Exercise goal:
Skip the images and return the records below exactly.

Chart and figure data
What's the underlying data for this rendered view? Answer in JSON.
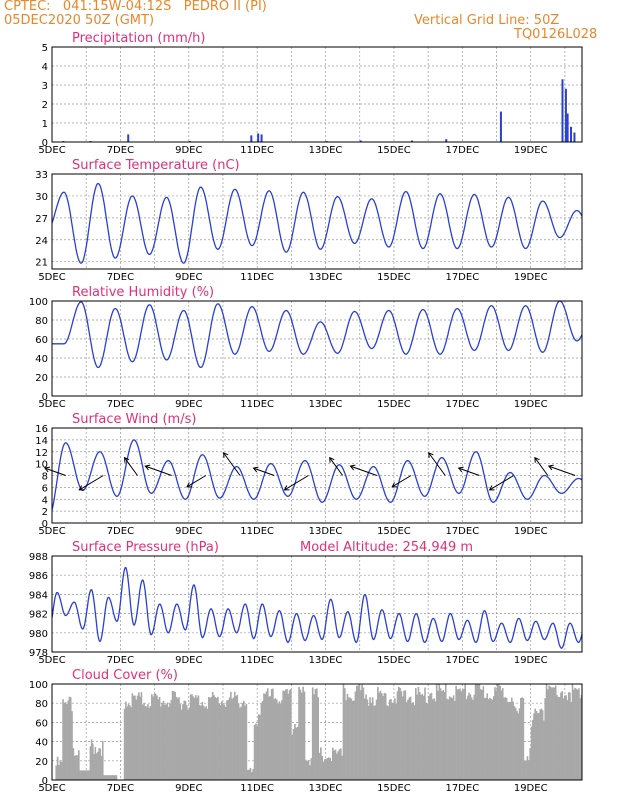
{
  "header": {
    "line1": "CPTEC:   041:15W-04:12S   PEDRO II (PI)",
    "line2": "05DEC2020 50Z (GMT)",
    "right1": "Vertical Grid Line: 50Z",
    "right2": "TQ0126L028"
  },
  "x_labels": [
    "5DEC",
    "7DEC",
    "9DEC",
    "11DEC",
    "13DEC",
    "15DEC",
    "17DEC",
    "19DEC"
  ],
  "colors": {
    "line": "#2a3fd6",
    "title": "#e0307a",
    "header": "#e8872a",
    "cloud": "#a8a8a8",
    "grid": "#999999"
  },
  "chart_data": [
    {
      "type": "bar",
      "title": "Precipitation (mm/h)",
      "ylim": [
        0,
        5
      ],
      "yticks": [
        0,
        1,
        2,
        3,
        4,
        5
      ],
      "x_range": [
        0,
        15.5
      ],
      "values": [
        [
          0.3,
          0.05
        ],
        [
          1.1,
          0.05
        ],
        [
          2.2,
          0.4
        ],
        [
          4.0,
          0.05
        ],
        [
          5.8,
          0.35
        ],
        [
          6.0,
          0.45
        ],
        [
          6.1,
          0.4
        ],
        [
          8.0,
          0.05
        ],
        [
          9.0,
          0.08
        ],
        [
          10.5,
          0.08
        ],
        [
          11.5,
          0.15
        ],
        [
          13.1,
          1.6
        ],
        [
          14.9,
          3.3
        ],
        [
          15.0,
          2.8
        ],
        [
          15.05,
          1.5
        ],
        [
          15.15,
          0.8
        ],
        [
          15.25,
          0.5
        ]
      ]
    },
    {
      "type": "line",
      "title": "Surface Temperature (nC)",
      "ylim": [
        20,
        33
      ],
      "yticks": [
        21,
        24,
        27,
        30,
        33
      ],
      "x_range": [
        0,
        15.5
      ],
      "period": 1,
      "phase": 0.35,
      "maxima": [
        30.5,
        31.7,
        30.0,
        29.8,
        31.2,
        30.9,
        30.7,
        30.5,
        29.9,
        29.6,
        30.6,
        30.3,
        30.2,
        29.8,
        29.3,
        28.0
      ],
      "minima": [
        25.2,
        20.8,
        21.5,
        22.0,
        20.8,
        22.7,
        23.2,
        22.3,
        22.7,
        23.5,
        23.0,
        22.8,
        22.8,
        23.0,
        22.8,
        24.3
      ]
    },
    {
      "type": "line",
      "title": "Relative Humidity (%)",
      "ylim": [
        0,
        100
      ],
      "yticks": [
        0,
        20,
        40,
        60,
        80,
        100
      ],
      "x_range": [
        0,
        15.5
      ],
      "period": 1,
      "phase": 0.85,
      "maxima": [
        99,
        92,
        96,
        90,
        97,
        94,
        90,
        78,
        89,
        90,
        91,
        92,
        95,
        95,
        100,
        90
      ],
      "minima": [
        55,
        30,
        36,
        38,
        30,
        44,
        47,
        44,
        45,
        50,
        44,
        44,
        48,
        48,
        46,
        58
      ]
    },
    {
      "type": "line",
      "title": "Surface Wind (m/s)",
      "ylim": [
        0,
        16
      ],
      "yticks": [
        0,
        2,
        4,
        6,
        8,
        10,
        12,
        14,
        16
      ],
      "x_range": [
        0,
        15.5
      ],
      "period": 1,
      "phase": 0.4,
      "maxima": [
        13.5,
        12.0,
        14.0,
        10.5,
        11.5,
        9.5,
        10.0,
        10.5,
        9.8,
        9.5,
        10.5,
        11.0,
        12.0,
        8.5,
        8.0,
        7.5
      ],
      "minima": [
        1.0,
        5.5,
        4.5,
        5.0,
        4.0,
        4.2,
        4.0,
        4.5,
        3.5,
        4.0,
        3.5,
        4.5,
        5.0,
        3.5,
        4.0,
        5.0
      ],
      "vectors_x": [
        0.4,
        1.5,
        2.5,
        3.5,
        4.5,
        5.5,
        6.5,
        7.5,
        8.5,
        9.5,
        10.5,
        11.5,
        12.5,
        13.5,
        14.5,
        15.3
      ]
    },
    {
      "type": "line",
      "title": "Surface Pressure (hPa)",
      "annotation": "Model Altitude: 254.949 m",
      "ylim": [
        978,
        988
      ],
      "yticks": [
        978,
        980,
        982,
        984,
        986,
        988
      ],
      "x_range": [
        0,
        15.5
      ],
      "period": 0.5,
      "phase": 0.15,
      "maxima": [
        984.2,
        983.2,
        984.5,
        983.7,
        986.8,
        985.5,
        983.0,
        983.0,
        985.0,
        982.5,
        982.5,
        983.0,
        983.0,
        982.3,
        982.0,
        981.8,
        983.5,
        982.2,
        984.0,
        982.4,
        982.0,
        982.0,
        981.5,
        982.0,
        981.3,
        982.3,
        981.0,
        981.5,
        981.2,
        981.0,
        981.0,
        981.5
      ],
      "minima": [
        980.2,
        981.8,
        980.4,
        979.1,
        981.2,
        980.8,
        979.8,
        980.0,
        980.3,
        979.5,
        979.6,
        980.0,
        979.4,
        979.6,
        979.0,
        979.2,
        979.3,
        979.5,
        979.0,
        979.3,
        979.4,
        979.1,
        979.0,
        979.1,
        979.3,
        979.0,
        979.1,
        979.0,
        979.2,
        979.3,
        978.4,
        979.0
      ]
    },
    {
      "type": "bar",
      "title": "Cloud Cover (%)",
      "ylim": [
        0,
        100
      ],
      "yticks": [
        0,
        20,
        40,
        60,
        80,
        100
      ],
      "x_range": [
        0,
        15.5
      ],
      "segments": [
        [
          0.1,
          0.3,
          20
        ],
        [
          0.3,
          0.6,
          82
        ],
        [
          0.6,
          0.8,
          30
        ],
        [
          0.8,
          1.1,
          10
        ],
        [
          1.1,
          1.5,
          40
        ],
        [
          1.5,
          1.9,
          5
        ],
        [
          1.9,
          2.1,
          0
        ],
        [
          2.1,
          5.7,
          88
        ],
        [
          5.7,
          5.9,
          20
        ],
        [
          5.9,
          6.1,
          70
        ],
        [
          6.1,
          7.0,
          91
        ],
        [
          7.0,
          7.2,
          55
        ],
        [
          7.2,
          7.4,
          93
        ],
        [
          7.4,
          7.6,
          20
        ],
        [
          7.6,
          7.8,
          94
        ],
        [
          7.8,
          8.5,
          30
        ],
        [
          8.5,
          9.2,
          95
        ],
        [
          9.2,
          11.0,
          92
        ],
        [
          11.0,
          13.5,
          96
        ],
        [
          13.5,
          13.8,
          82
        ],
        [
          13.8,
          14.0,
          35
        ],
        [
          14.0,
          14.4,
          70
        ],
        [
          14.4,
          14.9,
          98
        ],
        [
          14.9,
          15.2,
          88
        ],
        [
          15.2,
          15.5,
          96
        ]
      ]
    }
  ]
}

Written reply:
What's the underlying data for this rendered view? Answer in JSON.
{
  "header": {
    "line1": "CPTEC:   041:15W-04:12S   PEDRO II (PI)",
    "line2": "05DEC2020 50Z (GMT)",
    "right1": "Vertical Grid Line: 50Z",
    "right2": "TQ0126L028"
  },
  "x_labels": [
    "5DEC",
    "7DEC",
    "9DEC",
    "11DEC",
    "13DEC",
    "15DEC",
    "17DEC",
    "19DEC"
  ],
  "colors": {
    "line": "#2a3fd6",
    "title": "#e0307a",
    "header": "#e8872a",
    "cloud": "#a8a8a8",
    "grid": "#999999"
  },
  "chart_data": [
    {
      "type": "bar",
      "title": "Precipitation (mm/h)",
      "ylim": [
        0,
        5
      ],
      "yticks": [
        0,
        1,
        2,
        3,
        4,
        5
      ],
      "x_range": [
        0,
        15.5
      ],
      "values": [
        [
          0.3,
          0.05
        ],
        [
          1.1,
          0.05
        ],
        [
          2.2,
          0.4
        ],
        [
          4.0,
          0.05
        ],
        [
          5.8,
          0.35
        ],
        [
          6.0,
          0.45
        ],
        [
          6.1,
          0.4
        ],
        [
          8.0,
          0.05
        ],
        [
          9.0,
          0.08
        ],
        [
          10.5,
          0.08
        ],
        [
          11.5,
          0.15
        ],
        [
          13.1,
          1.6
        ],
        [
          14.9,
          3.3
        ],
        [
          15.0,
          2.8
        ],
        [
          15.05,
          1.5
        ],
        [
          15.15,
          0.8
        ],
        [
          15.25,
          0.5
        ]
      ]
    },
    {
      "type": "line",
      "title": "Surface Temperature (nC)",
      "ylim": [
        20,
        33
      ],
      "yticks": [
        21,
        24,
        27,
        30,
        33
      ],
      "x_range": [
        0,
        15.5
      ],
      "period": 1,
      "phase": 0.35,
      "maxima": [
        30.5,
        31.7,
        30.0,
        29.8,
        31.2,
        30.9,
        30.7,
        30.5,
        29.9,
        29.6,
        30.6,
        30.3,
        30.2,
        29.8,
        29.3,
        28.0
      ],
      "minima": [
        25.2,
        20.8,
        21.5,
        22.0,
        20.8,
        22.7,
        23.2,
        22.3,
        22.7,
        23.5,
        23.0,
        22.8,
        22.8,
        23.0,
        22.8,
        24.3
      ]
    },
    {
      "type": "line",
      "title": "Relative Humidity (%)",
      "ylim": [
        0,
        100
      ],
      "yticks": [
        0,
        20,
        40,
        60,
        80,
        100
      ],
      "x_range": [
        0,
        15.5
      ],
      "period": 1,
      "phase": 0.85,
      "maxima": [
        99,
        92,
        96,
        90,
        97,
        94,
        90,
        78,
        89,
        90,
        91,
        92,
        95,
        95,
        100,
        90
      ],
      "minima": [
        55,
        30,
        36,
        38,
        30,
        44,
        47,
        44,
        45,
        50,
        44,
        44,
        48,
        48,
        46,
        58
      ]
    },
    {
      "type": "line",
      "title": "Surface Wind (m/s)",
      "ylim": [
        0,
        16
      ],
      "yticks": [
        0,
        2,
        4,
        6,
        8,
        10,
        12,
        14,
        16
      ],
      "x_range": [
        0,
        15.5
      ],
      "period": 1,
      "phase": 0.4,
      "maxima": [
        13.5,
        12.0,
        14.0,
        10.5,
        11.5,
        9.5,
        10.0,
        10.5,
        9.8,
        9.5,
        10.5,
        11.0,
        12.0,
        8.5,
        8.0,
        7.5
      ],
      "minima": [
        1.0,
        5.5,
        4.5,
        5.0,
        4.0,
        4.2,
        4.0,
        4.5,
        3.5,
        4.0,
        3.5,
        4.5,
        5.0,
        3.5,
        4.0,
        5.0
      ],
      "vectors_x": [
        0.4,
        1.5,
        2.5,
        3.5,
        4.5,
        5.5,
        6.5,
        7.5,
        8.5,
        9.5,
        10.5,
        11.5,
        12.5,
        13.5,
        14.5,
        15.3
      ]
    },
    {
      "type": "line",
      "title": "Surface Pressure (hPa)",
      "annotation": "Model Altitude: 254.949 m",
      "ylim": [
        978,
        988
      ],
      "yticks": [
        978,
        980,
        982,
        984,
        986,
        988
      ],
      "x_range": [
        0,
        15.5
      ],
      "period": 0.5,
      "phase": 0.15,
      "maxima": [
        984.2,
        983.2,
        984.5,
        983.7,
        986.8,
        985.5,
        983.0,
        983.0,
        985.0,
        982.5,
        982.5,
        983.0,
        983.0,
        982.3,
        982.0,
        981.8,
        983.5,
        982.2,
        984.0,
        982.4,
        982.0,
        982.0,
        981.5,
        982.0,
        981.3,
        982.3,
        981.0,
        981.5,
        981.2,
        981.0,
        981.0,
        981.5
      ],
      "minima": [
        980.2,
        981.8,
        980.4,
        979.1,
        981.2,
        980.8,
        979.8,
        980.0,
        980.3,
        979.5,
        979.6,
        980.0,
        979.4,
        979.6,
        979.0,
        979.2,
        979.3,
        979.5,
        979.0,
        979.3,
        979.4,
        979.1,
        979.0,
        979.1,
        979.3,
        979.0,
        979.1,
        979.0,
        979.2,
        979.3,
        978.4,
        979.0
      ]
    },
    {
      "type": "bar",
      "title": "Cloud Cover (%)",
      "ylim": [
        0,
        100
      ],
      "yticks": [
        0,
        20,
        40,
        60,
        80,
        100
      ],
      "x_range": [
        0,
        15.5
      ],
      "segments": [
        [
          0.1,
          0.3,
          20
        ],
        [
          0.3,
          0.6,
          82
        ],
        [
          0.6,
          0.8,
          30
        ],
        [
          0.8,
          1.1,
          10
        ],
        [
          1.1,
          1.5,
          40
        ],
        [
          1.5,
          1.9,
          5
        ],
        [
          1.9,
          2.1,
          0
        ],
        [
          2.1,
          5.7,
          88
        ],
        [
          5.7,
          5.9,
          20
        ],
        [
          5.9,
          6.1,
          70
        ],
        [
          6.1,
          7.0,
          91
        ],
        [
          7.0,
          7.2,
          55
        ],
        [
          7.2,
          7.4,
          93
        ],
        [
          7.4,
          7.6,
          20
        ],
        [
          7.6,
          7.8,
          94
        ],
        [
          7.8,
          8.5,
          30
        ],
        [
          8.5,
          9.2,
          95
        ],
        [
          9.2,
          11.0,
          92
        ],
        [
          11.0,
          13.5,
          96
        ],
        [
          13.5,
          13.8,
          82
        ],
        [
          13.8,
          14.0,
          35
        ],
        [
          14.0,
          14.4,
          70
        ],
        [
          14.4,
          14.9,
          98
        ],
        [
          14.9,
          15.2,
          88
        ],
        [
          15.2,
          15.5,
          96
        ]
      ]
    }
  ]
}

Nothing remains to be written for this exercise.